= PROVIDED INFORMATION =
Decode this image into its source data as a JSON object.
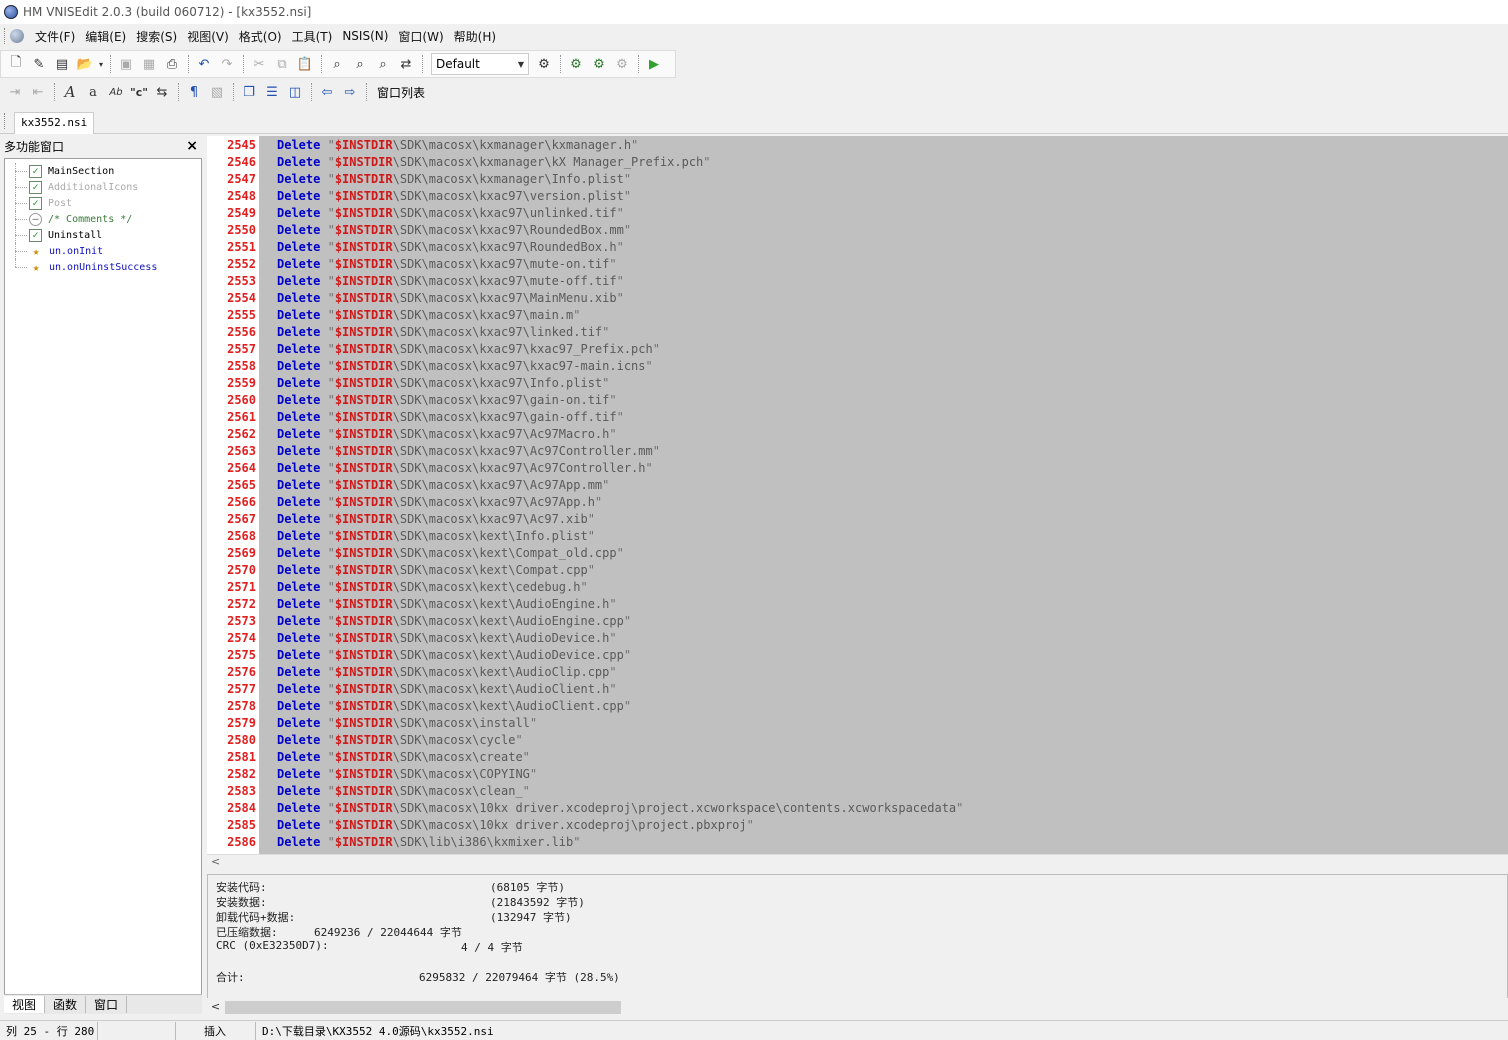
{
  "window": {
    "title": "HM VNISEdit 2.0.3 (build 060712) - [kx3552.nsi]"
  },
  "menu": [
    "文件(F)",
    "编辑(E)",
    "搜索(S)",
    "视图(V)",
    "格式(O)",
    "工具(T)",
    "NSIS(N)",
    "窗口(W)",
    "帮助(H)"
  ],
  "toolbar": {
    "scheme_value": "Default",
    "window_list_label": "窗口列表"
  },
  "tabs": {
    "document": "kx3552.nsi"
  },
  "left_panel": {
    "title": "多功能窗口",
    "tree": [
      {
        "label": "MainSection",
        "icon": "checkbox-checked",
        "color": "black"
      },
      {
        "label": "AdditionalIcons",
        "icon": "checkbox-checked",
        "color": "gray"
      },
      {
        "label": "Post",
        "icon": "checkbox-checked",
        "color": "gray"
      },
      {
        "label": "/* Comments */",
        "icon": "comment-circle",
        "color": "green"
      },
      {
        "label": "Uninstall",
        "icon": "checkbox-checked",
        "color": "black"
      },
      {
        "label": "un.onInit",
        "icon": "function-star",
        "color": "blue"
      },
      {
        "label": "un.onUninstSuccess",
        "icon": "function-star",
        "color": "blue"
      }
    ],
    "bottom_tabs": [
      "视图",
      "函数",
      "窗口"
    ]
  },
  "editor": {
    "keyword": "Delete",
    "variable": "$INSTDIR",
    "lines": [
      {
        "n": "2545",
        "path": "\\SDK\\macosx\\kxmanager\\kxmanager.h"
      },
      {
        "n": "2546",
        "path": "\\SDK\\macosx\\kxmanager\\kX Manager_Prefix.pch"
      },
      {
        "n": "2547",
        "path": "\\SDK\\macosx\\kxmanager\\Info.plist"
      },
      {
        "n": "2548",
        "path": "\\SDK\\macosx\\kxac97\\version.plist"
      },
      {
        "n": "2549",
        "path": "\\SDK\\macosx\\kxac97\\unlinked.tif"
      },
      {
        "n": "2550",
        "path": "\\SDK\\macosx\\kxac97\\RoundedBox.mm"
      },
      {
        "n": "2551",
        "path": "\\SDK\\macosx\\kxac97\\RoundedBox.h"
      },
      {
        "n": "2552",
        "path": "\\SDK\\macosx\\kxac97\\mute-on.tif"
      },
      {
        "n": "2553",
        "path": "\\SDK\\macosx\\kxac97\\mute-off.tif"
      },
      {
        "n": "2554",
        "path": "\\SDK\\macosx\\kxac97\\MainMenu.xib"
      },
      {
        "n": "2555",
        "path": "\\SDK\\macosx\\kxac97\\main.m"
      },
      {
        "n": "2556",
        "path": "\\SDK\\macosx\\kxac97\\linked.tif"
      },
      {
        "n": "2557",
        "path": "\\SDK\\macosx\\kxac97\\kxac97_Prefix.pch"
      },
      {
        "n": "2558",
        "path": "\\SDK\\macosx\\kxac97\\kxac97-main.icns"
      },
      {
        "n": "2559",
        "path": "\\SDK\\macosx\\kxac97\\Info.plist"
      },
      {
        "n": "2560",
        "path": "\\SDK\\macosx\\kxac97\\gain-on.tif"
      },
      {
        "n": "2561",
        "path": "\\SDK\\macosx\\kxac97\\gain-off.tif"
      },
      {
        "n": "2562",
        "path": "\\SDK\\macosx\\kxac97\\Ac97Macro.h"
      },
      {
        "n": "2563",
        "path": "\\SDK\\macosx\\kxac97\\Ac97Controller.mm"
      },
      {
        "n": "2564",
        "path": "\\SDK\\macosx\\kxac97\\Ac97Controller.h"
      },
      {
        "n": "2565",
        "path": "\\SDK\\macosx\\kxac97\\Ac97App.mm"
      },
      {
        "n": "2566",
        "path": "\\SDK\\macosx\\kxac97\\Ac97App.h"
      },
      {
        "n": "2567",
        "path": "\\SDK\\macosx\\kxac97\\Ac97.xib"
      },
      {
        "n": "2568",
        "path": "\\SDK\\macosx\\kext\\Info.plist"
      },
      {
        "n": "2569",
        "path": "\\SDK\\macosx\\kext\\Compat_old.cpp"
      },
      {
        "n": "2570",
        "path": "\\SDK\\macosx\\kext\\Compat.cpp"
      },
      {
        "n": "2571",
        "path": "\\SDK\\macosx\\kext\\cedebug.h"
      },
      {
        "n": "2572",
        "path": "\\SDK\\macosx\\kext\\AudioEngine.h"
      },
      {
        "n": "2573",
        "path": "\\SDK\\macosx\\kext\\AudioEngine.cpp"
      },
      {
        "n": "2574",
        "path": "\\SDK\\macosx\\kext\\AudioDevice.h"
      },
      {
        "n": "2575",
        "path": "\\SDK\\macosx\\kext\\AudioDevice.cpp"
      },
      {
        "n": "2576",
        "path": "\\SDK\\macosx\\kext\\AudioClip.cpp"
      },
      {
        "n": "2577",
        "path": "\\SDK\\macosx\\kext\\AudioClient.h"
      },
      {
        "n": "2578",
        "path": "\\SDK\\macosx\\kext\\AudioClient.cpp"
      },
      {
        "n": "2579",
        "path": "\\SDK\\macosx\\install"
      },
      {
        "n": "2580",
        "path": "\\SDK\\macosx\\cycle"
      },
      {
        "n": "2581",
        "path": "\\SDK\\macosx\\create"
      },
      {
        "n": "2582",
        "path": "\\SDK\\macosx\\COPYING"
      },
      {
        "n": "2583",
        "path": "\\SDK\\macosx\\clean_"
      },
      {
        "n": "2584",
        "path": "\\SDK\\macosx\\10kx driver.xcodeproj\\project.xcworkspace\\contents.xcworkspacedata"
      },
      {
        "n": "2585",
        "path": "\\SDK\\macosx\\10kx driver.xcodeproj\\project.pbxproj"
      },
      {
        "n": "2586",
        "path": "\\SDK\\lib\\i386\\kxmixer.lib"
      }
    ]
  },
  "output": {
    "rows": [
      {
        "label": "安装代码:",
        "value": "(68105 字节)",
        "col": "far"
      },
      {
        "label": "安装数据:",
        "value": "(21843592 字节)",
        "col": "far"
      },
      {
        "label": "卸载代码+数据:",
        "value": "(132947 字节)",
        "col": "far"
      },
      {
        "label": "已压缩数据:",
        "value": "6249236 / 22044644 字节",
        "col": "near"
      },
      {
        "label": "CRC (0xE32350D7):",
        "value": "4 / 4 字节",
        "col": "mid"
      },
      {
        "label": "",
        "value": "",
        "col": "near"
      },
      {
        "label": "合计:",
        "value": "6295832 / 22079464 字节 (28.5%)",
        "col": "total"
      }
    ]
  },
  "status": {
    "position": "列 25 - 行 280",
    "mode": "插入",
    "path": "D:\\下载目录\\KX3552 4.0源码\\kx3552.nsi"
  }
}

= SHORT TASK =
Each line of the data should be quoted exactly, with pictures left out.

= OUTPUT BELOW =
Decode this image into its source data as a JSON object.
{
  "window": {
    "title": "HM VNISEdit 2.0.3 (build 060712) - [kx3552.nsi]"
  },
  "menu": [
    "文件(F)",
    "编辑(E)",
    "搜索(S)",
    "视图(V)",
    "格式(O)",
    "工具(T)",
    "NSIS(N)",
    "窗口(W)",
    "帮助(H)"
  ],
  "toolbar": {
    "scheme_value": "Default",
    "window_list_label": "窗口列表"
  },
  "tabs": {
    "document": "kx3552.nsi"
  },
  "left_panel": {
    "title": "多功能窗口",
    "tree": [
      {
        "label": "MainSection",
        "icon": "checkbox-checked",
        "color": "black"
      },
      {
        "label": "AdditionalIcons",
        "icon": "checkbox-checked",
        "color": "gray"
      },
      {
        "label": "Post",
        "icon": "checkbox-checked",
        "color": "gray"
      },
      {
        "label": "/* Comments */",
        "icon": "comment-circle",
        "color": "green"
      },
      {
        "label": "Uninstall",
        "icon": "checkbox-checked",
        "color": "black"
      },
      {
        "label": "un.onInit",
        "icon": "function-star",
        "color": "blue"
      },
      {
        "label": "un.onUninstSuccess",
        "icon": "function-star",
        "color": "blue"
      }
    ],
    "bottom_tabs": [
      "视图",
      "函数",
      "窗口"
    ]
  },
  "editor": {
    "keyword": "Delete",
    "variable": "$INSTDIR",
    "lines": [
      {
        "n": "2545",
        "path": "\\SDK\\macosx\\kxmanager\\kxmanager.h"
      },
      {
        "n": "2546",
        "path": "\\SDK\\macosx\\kxmanager\\kX Manager_Prefix.pch"
      },
      {
        "n": "2547",
        "path": "\\SDK\\macosx\\kxmanager\\Info.plist"
      },
      {
        "n": "2548",
        "path": "\\SDK\\macosx\\kxac97\\version.plist"
      },
      {
        "n": "2549",
        "path": "\\SDK\\macosx\\kxac97\\unlinked.tif"
      },
      {
        "n": "2550",
        "path": "\\SDK\\macosx\\kxac97\\RoundedBox.mm"
      },
      {
        "n": "2551",
        "path": "\\SDK\\macosx\\kxac97\\RoundedBox.h"
      },
      {
        "n": "2552",
        "path": "\\SDK\\macosx\\kxac97\\mute-on.tif"
      },
      {
        "n": "2553",
        "path": "\\SDK\\macosx\\kxac97\\mute-off.tif"
      },
      {
        "n": "2554",
        "path": "\\SDK\\macosx\\kxac97\\MainMenu.xib"
      },
      {
        "n": "2555",
        "path": "\\SDK\\macosx\\kxac97\\main.m"
      },
      {
        "n": "2556",
        "path": "\\SDK\\macosx\\kxac97\\linked.tif"
      },
      {
        "n": "2557",
        "path": "\\SDK\\macosx\\kxac97\\kxac97_Prefix.pch"
      },
      {
        "n": "2558",
        "path": "\\SDK\\macosx\\kxac97\\kxac97-main.icns"
      },
      {
        "n": "2559",
        "path": "\\SDK\\macosx\\kxac97\\Info.plist"
      },
      {
        "n": "2560",
        "path": "\\SDK\\macosx\\kxac97\\gain-on.tif"
      },
      {
        "n": "2561",
        "path": "\\SDK\\macosx\\kxac97\\gain-off.tif"
      },
      {
        "n": "2562",
        "path": "\\SDK\\macosx\\kxac97\\Ac97Macro.h"
      },
      {
        "n": "2563",
        "path": "\\SDK\\macosx\\kxac97\\Ac97Controller.mm"
      },
      {
        "n": "2564",
        "path": "\\SDK\\macosx\\kxac97\\Ac97Controller.h"
      },
      {
        "n": "2565",
        "path": "\\SDK\\macosx\\kxac97\\Ac97App.mm"
      },
      {
        "n": "2566",
        "path": "\\SDK\\macosx\\kxac97\\Ac97App.h"
      },
      {
        "n": "2567",
        "path": "\\SDK\\macosx\\kxac97\\Ac97.xib"
      },
      {
        "n": "2568",
        "path": "\\SDK\\macosx\\kext\\Info.plist"
      },
      {
        "n": "2569",
        "path": "\\SDK\\macosx\\kext\\Compat_old.cpp"
      },
      {
        "n": "2570",
        "path": "\\SDK\\macosx\\kext\\Compat.cpp"
      },
      {
        "n": "2571",
        "path": "\\SDK\\macosx\\kext\\cedebug.h"
      },
      {
        "n": "2572",
        "path": "\\SDK\\macosx\\kext\\AudioEngine.h"
      },
      {
        "n": "2573",
        "path": "\\SDK\\macosx\\kext\\AudioEngine.cpp"
      },
      {
        "n": "2574",
        "path": "\\SDK\\macosx\\kext\\AudioDevice.h"
      },
      {
        "n": "2575",
        "path": "\\SDK\\macosx\\kext\\AudioDevice.cpp"
      },
      {
        "n": "2576",
        "path": "\\SDK\\macosx\\kext\\AudioClip.cpp"
      },
      {
        "n": "2577",
        "path": "\\SDK\\macosx\\kext\\AudioClient.h"
      },
      {
        "n": "2578",
        "path": "\\SDK\\macosx\\kext\\AudioClient.cpp"
      },
      {
        "n": "2579",
        "path": "\\SDK\\macosx\\install"
      },
      {
        "n": "2580",
        "path": "\\SDK\\macosx\\cycle"
      },
      {
        "n": "2581",
        "path": "\\SDK\\macosx\\create"
      },
      {
        "n": "2582",
        "path": "\\SDK\\macosx\\COPYING"
      },
      {
        "n": "2583",
        "path": "\\SDK\\macosx\\clean_"
      },
      {
        "n": "2584",
        "path": "\\SDK\\macosx\\10kx driver.xcodeproj\\project.xcworkspace\\contents.xcworkspacedata"
      },
      {
        "n": "2585",
        "path": "\\SDK\\macosx\\10kx driver.xcodeproj\\project.pbxproj"
      },
      {
        "n": "2586",
        "path": "\\SDK\\lib\\i386\\kxmixer.lib"
      }
    ]
  },
  "output": {
    "rows": [
      {
        "label": "安装代码:",
        "value": "(68105 字节)",
        "col": "far"
      },
      {
        "label": "安装数据:",
        "value": "(21843592 字节)",
        "col": "far"
      },
      {
        "label": "卸载代码+数据:",
        "value": "(132947 字节)",
        "col": "far"
      },
      {
        "label": "已压缩数据:",
        "value": "6249236 / 22044644 字节",
        "col": "near"
      },
      {
        "label": "CRC (0xE32350D7):",
        "value": "4 / 4 字节",
        "col": "mid"
      },
      {
        "label": "",
        "value": "",
        "col": "near"
      },
      {
        "label": "合计:",
        "value": "6295832 / 22079464 字节 (28.5%)",
        "col": "total"
      }
    ]
  },
  "status": {
    "position": "列 25 - 行 280",
    "mode": "插入",
    "path": "D:\\下载目录\\KX3552 4.0源码\\kx3552.nsi"
  }
}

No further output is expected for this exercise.